NINE INCH NAILS - THE FRAGILE (1999)

Le syndrome des Citrouilles Ecrasées ?

Trent Reznor, ou Nine Inch Nails si vous préférez, pour faire simple, c’est pas un abonné de l’almanach Vermot. Pas le genre à reprendre « Tirelipimpon sur le chihuahua ». Et sa musique lui ressemble. Il a commencé à la fin des années 80 dans l’étroit créneau du rock-metal-machin industriel et n’a pas drainé un gros public sur son nom. Par contre la « chose » de son copain Brian Warner, Marylin Manson, dont il était pour beaucoup dans le succès (concept + production pour faire simple) lui a valu des retombées positives. Adoubement suprême, David Bowie s’est révélé être le fan number one de NIN et l’ancien Mince Duc Blanc et Reznor ont sillonné ensemble les Etats-Unis en 1995 alternant d’un soir à l’autre la tête d’affiche … de quoi aider à faire grandir sa notoriété.
Trent Reznor
La phase bassement matérielle de la carrière étant dès lors réglée, Reznor a entendu laisser au monde une œuvre destinée à marquer son époque. Cette œuvre va revêtir la forme d’un double Cd totalisant presque une heure trois quart de musique. Nom de la bestiole : « The Fragile ». Le bon peuple s’est rué sur la chose dès sa sortie et puis … gros coup de frein très vite au niveau des ventes. Que ce soient les premiers acheteurs ou la critique, ça a froncé du sourcil …
Il y a sur « The Fragile » un boulot colossal accompli par Reznor. Qui a tout écrit, enregistré, produit, ne tolérant que de rares apparitions extérieures sur des bribes de titres. Parmi ces invités, deux noms reviennent sur quelques morceaux, ceux d’Adrian Belew et Mike Garson. En gros le guitariste à la six-cordes folle du « Stage » de Bowie et le type au piano cinglé de « Alladin Sane » de … encore Bowie (vous avais-je dit que Bowie et Reznor avaient tourné ensemble, oui, il me semble ...). Et Reznor s’est retrouvé dans la situation de tous ces types que le monde entier (ou juste la petite amie, mais ça revient au même) a un jour trouvés géniaux et qui ont voulu à tout prix montrer à quel point ils l’étaient, géniaux. Passent ici les ombres aux ailes carbonisées de quelques Icare du rock qui ont pris un gros melon, genre Brian Wilson des Beach Boys ou Billy Corgan des Smashing Pumpkins. Qui ont tellement voulu réaliser leur plafond de la Chapelle Sixtine à eux qu’ils y ont laissé les neurones, Wilson et son « Smile », Corgan et sa logorrhée en double Cd – tiens tiens – « Mellon Collie and the Infinite Sadness ».
····················
- OBJECTIF ÉNONCÉ 1: Recopiez à l'identique les lignes de données ci-dessous, de la toute première jusqu'à celle qui contient « chevron-up-down-icon — [1660, 81, 1680, 113] », ces deux lignes comprises.
- OBJECTIF ÉNONCÉ 2: Poursuivez la critique de « The Fragile » à partir de sa dernière phrase.
La critique de « The Fragile » ci-dessus et les lignes de données qui suivent sont des documents indépendants l'un de l'autre.

- DONNÉES FOURNIES:
····················
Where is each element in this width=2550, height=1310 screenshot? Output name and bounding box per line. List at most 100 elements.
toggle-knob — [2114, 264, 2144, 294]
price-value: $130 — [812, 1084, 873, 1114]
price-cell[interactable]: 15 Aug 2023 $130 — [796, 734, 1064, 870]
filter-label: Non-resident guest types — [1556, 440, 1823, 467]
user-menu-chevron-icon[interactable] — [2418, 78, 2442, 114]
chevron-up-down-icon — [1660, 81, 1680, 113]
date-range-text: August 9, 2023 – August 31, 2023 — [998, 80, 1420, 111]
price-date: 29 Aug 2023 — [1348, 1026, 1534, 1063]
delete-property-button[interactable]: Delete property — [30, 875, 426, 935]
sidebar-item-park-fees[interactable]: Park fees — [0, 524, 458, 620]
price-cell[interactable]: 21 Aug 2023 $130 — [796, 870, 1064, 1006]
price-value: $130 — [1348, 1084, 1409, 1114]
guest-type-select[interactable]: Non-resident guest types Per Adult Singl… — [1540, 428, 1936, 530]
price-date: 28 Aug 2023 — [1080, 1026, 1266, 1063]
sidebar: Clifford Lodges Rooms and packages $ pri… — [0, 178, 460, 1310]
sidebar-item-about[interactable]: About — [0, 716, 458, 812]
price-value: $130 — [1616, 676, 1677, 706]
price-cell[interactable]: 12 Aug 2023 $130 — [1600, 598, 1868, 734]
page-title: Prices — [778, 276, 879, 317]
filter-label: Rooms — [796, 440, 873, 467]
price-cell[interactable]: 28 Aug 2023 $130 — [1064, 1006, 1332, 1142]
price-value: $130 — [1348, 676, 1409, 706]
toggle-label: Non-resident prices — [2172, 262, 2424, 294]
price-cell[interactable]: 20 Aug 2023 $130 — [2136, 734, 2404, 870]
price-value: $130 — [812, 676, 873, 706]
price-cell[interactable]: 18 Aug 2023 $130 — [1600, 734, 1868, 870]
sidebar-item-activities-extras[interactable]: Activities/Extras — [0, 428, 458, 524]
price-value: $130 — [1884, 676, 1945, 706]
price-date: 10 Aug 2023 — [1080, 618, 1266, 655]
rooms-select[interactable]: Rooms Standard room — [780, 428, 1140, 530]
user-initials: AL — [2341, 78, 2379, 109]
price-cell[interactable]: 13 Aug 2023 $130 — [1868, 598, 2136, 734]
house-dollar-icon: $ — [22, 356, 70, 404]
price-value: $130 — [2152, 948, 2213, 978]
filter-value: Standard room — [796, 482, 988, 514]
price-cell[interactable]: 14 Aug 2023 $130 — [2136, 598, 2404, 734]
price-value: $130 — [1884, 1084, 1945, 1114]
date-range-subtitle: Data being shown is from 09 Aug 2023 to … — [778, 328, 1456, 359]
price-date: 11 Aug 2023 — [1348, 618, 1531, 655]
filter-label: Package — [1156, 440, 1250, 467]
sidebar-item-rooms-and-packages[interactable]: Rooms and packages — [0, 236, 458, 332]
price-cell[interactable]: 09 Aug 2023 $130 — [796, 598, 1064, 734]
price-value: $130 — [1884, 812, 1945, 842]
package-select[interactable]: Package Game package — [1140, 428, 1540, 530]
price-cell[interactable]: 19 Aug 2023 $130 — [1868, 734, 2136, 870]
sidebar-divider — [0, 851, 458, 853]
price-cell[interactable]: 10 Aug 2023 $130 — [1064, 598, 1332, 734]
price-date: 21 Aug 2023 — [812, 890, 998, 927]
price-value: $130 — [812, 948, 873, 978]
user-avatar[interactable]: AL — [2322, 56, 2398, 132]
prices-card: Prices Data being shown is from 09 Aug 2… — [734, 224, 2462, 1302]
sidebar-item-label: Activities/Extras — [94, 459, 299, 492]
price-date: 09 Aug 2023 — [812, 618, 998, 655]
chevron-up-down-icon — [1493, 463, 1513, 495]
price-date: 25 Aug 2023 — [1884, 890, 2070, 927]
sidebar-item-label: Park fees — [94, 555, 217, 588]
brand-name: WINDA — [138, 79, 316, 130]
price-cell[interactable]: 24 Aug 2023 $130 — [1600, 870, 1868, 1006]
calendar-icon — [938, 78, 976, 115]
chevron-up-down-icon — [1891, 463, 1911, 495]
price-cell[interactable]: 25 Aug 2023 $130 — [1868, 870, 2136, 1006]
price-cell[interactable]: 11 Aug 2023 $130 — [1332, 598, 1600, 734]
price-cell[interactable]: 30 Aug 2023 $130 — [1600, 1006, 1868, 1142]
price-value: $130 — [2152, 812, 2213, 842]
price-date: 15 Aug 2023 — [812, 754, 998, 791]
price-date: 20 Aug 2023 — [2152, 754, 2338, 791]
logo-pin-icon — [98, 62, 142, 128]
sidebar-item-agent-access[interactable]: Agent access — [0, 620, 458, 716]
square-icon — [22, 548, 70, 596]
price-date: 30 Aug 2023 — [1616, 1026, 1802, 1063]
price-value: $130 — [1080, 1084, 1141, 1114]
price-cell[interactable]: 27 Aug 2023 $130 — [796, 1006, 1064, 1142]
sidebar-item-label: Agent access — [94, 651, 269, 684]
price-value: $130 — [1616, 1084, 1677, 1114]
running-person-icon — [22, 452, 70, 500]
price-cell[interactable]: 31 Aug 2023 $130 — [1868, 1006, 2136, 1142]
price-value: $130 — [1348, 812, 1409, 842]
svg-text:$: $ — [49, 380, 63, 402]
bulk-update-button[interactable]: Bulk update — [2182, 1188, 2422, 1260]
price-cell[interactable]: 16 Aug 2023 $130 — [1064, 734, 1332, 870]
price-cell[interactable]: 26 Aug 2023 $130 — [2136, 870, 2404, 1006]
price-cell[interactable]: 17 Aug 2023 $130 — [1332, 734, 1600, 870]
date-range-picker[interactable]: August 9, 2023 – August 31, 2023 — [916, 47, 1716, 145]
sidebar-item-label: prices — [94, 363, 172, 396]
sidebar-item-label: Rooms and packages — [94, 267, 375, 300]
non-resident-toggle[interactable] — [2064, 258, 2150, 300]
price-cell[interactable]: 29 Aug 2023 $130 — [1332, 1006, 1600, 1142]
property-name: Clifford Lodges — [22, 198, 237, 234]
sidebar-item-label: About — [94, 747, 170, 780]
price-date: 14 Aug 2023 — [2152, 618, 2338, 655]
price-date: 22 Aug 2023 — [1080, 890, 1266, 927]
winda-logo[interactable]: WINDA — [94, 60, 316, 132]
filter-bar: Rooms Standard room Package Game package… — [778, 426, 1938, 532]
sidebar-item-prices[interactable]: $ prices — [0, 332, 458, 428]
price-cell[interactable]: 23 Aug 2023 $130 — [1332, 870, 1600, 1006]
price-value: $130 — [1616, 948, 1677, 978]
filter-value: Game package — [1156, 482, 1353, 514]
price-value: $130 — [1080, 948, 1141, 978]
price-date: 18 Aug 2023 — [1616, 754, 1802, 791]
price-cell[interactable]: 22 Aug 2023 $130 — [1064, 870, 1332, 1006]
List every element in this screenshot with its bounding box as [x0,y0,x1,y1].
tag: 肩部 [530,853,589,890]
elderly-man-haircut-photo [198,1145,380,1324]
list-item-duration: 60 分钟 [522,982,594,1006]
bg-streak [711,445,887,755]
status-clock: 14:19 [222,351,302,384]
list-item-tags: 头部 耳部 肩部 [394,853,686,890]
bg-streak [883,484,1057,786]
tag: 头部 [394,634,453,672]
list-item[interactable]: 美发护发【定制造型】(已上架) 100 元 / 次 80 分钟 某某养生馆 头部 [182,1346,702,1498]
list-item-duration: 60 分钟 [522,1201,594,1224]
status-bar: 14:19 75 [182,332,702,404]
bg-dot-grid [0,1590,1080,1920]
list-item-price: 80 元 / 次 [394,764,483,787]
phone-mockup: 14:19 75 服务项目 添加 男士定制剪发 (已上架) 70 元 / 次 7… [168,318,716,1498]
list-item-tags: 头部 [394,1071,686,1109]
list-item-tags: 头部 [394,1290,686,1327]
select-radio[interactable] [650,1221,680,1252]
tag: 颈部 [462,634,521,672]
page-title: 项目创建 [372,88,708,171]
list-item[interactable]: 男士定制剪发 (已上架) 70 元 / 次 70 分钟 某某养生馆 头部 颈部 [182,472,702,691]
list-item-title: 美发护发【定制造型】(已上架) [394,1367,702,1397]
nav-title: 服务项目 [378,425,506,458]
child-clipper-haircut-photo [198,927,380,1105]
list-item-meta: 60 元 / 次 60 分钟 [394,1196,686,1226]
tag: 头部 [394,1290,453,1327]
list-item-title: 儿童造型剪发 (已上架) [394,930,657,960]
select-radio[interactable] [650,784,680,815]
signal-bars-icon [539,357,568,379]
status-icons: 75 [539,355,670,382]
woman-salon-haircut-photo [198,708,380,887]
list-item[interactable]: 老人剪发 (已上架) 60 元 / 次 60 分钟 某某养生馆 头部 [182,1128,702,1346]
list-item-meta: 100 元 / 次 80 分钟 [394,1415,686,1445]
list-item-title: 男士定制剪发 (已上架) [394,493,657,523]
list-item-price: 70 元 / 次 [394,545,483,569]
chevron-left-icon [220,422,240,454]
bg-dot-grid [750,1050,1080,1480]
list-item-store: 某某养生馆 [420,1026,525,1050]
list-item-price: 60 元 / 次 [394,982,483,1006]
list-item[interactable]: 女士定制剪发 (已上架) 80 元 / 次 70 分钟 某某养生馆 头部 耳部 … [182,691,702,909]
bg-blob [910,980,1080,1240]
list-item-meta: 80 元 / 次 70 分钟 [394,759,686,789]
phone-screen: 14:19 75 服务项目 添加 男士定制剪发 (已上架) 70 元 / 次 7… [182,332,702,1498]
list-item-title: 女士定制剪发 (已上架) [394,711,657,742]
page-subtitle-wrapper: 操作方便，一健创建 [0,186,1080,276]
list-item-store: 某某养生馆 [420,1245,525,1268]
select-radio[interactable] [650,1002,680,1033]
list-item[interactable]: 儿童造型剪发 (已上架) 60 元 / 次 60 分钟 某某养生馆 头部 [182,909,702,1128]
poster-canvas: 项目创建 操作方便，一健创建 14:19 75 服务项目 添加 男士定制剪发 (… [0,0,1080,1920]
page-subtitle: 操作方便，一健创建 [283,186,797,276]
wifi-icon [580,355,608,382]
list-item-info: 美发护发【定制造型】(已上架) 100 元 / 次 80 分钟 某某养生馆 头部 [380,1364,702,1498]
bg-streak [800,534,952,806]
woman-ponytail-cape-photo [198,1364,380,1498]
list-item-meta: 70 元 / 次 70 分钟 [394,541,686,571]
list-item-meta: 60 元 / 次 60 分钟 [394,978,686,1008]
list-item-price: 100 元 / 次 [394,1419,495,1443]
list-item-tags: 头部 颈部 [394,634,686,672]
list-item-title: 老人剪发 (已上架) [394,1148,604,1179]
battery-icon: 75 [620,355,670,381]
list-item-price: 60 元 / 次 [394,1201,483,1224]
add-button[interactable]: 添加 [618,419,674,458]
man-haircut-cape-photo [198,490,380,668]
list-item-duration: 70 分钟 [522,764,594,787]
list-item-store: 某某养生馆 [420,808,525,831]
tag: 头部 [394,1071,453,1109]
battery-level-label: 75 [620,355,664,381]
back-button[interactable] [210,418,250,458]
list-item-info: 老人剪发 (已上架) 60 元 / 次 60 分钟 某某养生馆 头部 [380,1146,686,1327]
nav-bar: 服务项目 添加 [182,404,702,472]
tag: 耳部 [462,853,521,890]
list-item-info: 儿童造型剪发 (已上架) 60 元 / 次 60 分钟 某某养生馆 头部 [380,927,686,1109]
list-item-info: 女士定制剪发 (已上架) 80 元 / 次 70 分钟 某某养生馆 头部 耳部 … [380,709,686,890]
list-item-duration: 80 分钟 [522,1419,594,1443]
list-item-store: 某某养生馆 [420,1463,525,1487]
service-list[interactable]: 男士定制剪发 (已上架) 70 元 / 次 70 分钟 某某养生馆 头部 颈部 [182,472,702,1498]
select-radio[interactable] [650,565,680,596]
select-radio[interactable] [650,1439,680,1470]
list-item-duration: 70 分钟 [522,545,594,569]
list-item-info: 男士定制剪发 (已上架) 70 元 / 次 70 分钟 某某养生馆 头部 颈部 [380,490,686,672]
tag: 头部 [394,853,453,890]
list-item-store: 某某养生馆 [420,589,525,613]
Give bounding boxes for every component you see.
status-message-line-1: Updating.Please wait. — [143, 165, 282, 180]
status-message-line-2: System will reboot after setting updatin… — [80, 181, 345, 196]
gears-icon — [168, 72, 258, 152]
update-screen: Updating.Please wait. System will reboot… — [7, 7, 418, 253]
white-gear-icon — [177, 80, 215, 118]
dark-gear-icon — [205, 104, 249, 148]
····················
- RÉPONSE RÉDIGÉE 1:
Where is each element in this width=2550, height=1310 screenshot? Output name and bounding box per line. List at most 100 elements.
toggle-knob — [2114, 264, 2144, 294]
price-value: $130 — [812, 1084, 873, 1114]
price-cell[interactable]: 15 Aug 2023 $130 — [796, 734, 1064, 870]
filter-label: Non-resident guest types — [1556, 440, 1823, 467]
user-menu-chevron-icon[interactable] — [2418, 78, 2442, 114]
chevron-up-down-icon — [1660, 81, 1680, 113]

- RÉPONSE RÉDIGÉE 2:
NIN au complet en studio
 
Reznor ne fait pas dès le départ une musique très abordable, très radiomicale, c’est un fait. Là, sur la durée, il vire souvent pénible, reproduisant comme on pointe à l’usine les recettes qui ont fait son succès. Ces sonorités noirâtres, caverneuses, tout en borborygmes saturés et parasités, comme si l’électricité du studio ne fonctionnait pas bien. Et quel que puisse être son talent de programmateur en bruits étranges, ses empilages colossaux de séquences rythmiques, ce raffut qui met les hauts parleurs de la stéréo à rude épreuve, à la longue ça finit par lasser.
Pour deux raisons principales.
Reznor s’attache à déconstruire ses morceaux, ne veut pas tomber dans l’écriture « traditionnelle », sauf qu’il utilise toujours les mêmes recettes, reposant sur des montées en tension qui s’achèvent invariablement par un mur de guitares saturées tous potards sur onze, et des paroles braillées. Et Reznor n’est pas un grand chanteur, loin s’en faut.
Et cette alternance quiet / loud, le modèle a été sinon inventé du moins popularisé par les Pixies et amené en haut des charts par Nirvana quelques années plus tôt. On a l’impression que NIN surfe sur la vague grunge alors que celle-ci retombe. Et ce n’est pas l’habillage industriel qui change quoi que ce soit.
Il y a sur « The Fragile » un problème de compositions. Sur presque deux douzaines de titres, la moitié aurait gagnée à rester dans les tiroirs, on a souvent l’impression de redites, de séquences interminables (les quatre derniers titres, enchaînement de ballades déglinguées et syncopées), une demi-douzaine d’instrumentaux « atmosphériques » interchangeables.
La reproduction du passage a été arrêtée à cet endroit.